What you have to do:
Search the material for the string "þurfa" and copy each line where it occurs.

------ Data extract

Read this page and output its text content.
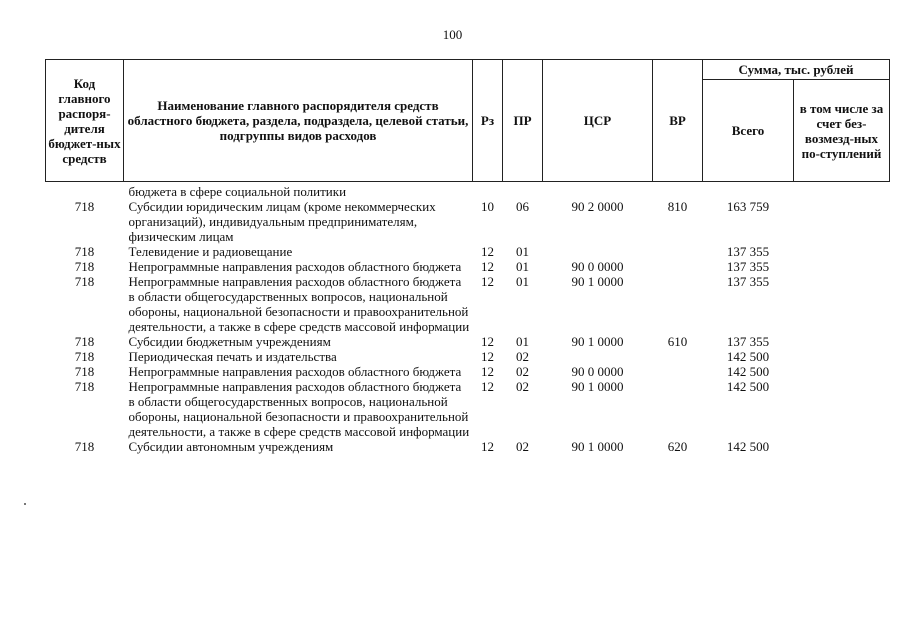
100
Код главного распоря-дителя бюджет-ных средств	Наименование главного распорядителя средств областного бюджета, раздела, подраздела, целевой статьи, подгруппы видов расходов	Рз	ПР	ЦСР	ВР	Сумма, тыс. рублей	
						Всего	в том числе за счет без-возмезд-ных по-ступлений
	бюджета в сфере социальной политики						
718	Субсидии юридическим лицам (кроме некоммерческих организаций), индивидуальным предпринимателям, физическим лицам	10	06	90 2 0000	810	163 759	
718	Телевидение и радиовещание	12	01			137 355	
718	Непрограммные направления расходов областного бюджета	12	01	90 0 0000		137 355	
718	Непрограммные направления расходов областного бюджета в области общегосударственных вопросов, национальной обороны, национальной безопасности и правоохранительной деятельности, а также в сфере средств массовой информации	12	01	90 1 0000		137 355	
718	Субсидии бюджетным учреждениям	12	01	90 1 0000	610	137 355	
718	Периодическая печать и издательства	12	02			142 500	
718	Непрограммные направления расходов областного бюджета	12	02	90 0 0000		142 500	
718	Непрограммные направления расходов областного бюджета в области общегосударственных вопросов, национальной обороны, национальной безопасности и правоохранительной деятельности, а также в сфере средств массовой информации	12	02	90 1 0000		142 500	
718	Субсидии автономным учреждениям	12	02	90 1 0000	620	142 500	
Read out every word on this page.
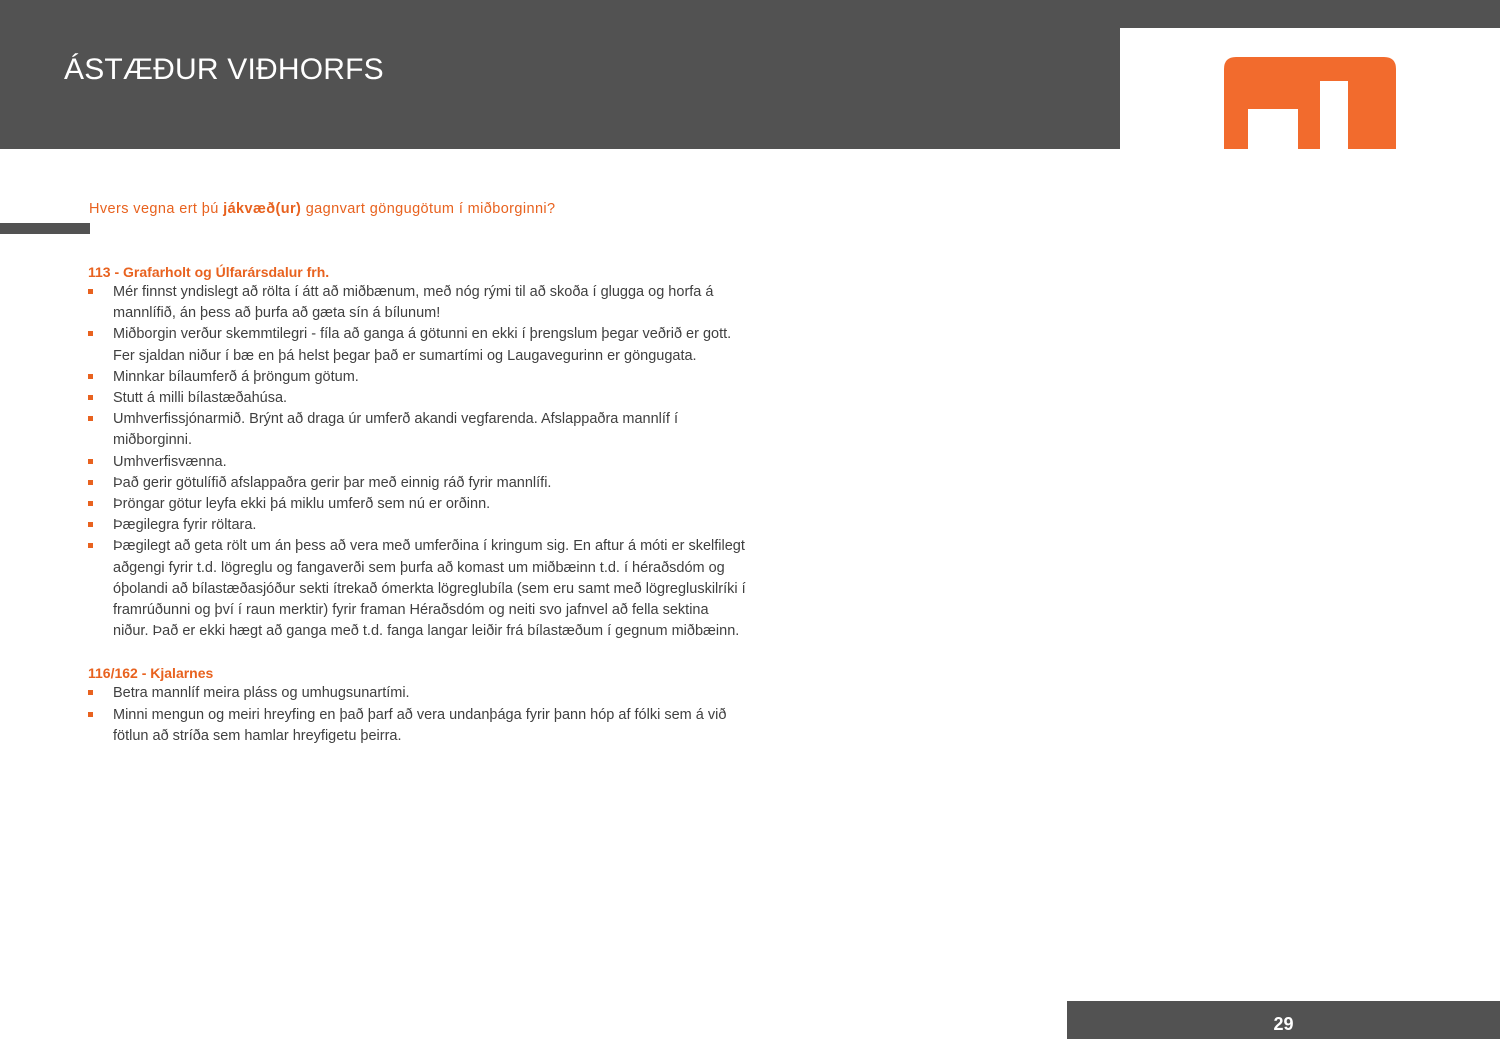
ÁSTÆÐUR VIÐHORFS

Hvers vegna ert þú jákvæð(ur) gagnvart göngugötum í miðborginni?

113 - Grafarholt og Úlfarársdalur frh.
Mér finnst yndislegt að rölta í átt að miðbænum, með nóg rými til að skoða í glugga og horfa á mannlífið, án þess að þurfa að gæta sín á bílunum!
Miðborgin verður skemmtilegri - fíla að ganga á götunni en ekki í þrengslum þegar veðrið er gott. Fer sjaldan niður í bæ en þá helst þegar það er sumartími og Laugavegurinn er göngugata.
Minnkar bílaumferð á þröngum götum.
Stutt á milli bílastæðahúsa.
Umhverfissjónarmið. Brýnt að draga úr umferð akandi vegfarenda. Afslappaðra mannlíf í miðborginni.
Umhverfisvænna.
Það gerir götulífið afslappaðra gerir þar með einnig ráð fyrir mannlífi.
Þröngar götur leyfa ekki þá miklu umferð sem nú er orðinn.
Þægilegra fyrir röltara.
Þægilegt að geta rölt um án þess að vera með umferðina í kringum sig. En aftur á móti er skelfilegt aðgengi fyrir t.d. lögreglu og fangaverði sem þurfa að komast um miðbæinn t.d. í héraðsdóm og óþolandi að bílastæðasjóður sekti ítrekað ómerkta lögreglubíla (sem eru samt með lögregluskilríki í framrúðunni og því í raun merktir) fyrir framan Héraðsdóm og neiti svo jafnvel að fella sektina niður. Það er ekki hægt að ganga með t.d. fanga langar leiðir frá bílastæðum í gegnum miðbæinn.
116/162 - Kjalarnes
Betra mannlíf meira pláss og umhugsunartími.
Minni mengun og meiri hreyfing en það þarf að vera undanþága fyrir þann hóp af fólki sem á við fötlun að stríða sem hamlar hreyfigetu þeirra.
29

------------

Written response:
Mér finnst yndislegt að rölta í átt að miðbænum, með nóg rými til að skoða í glugga og horfa á mannlífið, án þess að þurfa að gæta sín á bílunum!
Þægilegt að geta rölt um án þess að vera með umferðina í kringum sig. En aftur á móti er skelfilegt aðgengi fyrir t.d. lögreglu og fangaverði sem þurfa að komast um miðbæinn t.d. í héraðsdóm og óþolandi að bílastæðasjóður sekti ítrekað ómerkta lögreglubíla (sem eru samt með lögregluskilríki í framrúðunni og því í raun merktir) fyrir framan Héraðsdóm og neiti svo jafnvel að fella sektina niður. Það er ekki hægt að ganga með t.d. fanga langar leiðir frá bílastæðum í gegnum miðbæinn.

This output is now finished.